### WHAT IS NEEDED
Copy the data exactly as it appears, and do not include any pictures.

START

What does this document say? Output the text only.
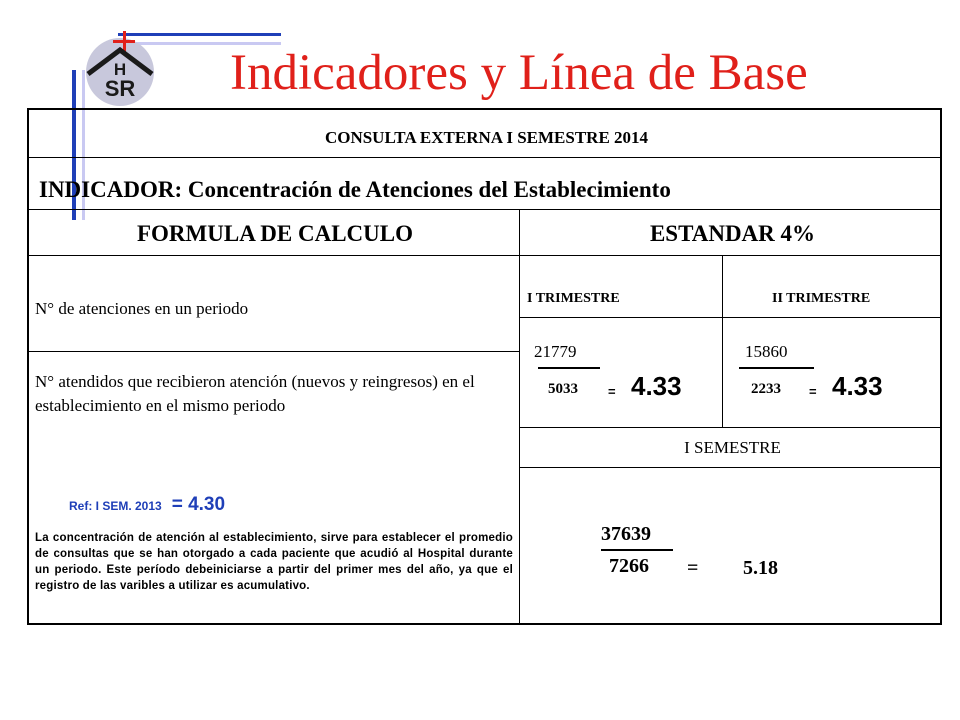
H
SR Indicadores y Línea de Base
CONSULTA EXTERNA I SEMESTRE 2014
INDICADOR: Concentración de Atenciones del Establecimiento
FORMULA DE CALCULO	ESTANDAR 4%
N° de atenciones en un periodo
N° atendidos que recibieron atención (nuevos y reingresos) en el establecimiento en el mismo periodo
Ref: I SEM. 2013 = 4.30
La concentración de atención al establecimiento, sirve para establecer el promedio de consultas que se han otorgado a cada paciente que acudió al Hospital durante un periodo. Este período debeiniciarse a partir del primer mes del año, ya que el registro de las varibles a utilizar es acumulativo.
I TRIMESTRE	II TRIMESTRE
21779
5033 = 4.33
15860
2233 = 4.33
I SEMESTRE
37639
7266 = 5.18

END

### ANSWER TO THE EXERCISE
What does this document say? Output the text only.
H
SR Indicadores y Línea de Base
CONSULTA EXTERNA I SEMESTRE 2014
INDICADOR: Concentración de Atenciones del Establecimiento
FORMULA DE CALCULO	ESTANDAR 4%
N° de atenciones en un periodo
N° atendidos que recibieron atención (nuevos y reingresos) en el establecimiento en el mismo periodo
Ref: I SEM. 2013 = 4.30
La concentración de atención al establecimiento, sirve para establecer el promedio de consultas que se han otorgado a cada paciente que acudió al Hospital durante un periodo. Este período debeiniciarse a partir del primer mes del año, ya que el registro de las varibles a utilizar es acumulativo.
I TRIMESTRE	II TRIMESTRE
21779
5033 = 4.33
15860
2233 = 4.33
I SEMESTRE
37639
7266 = 5.18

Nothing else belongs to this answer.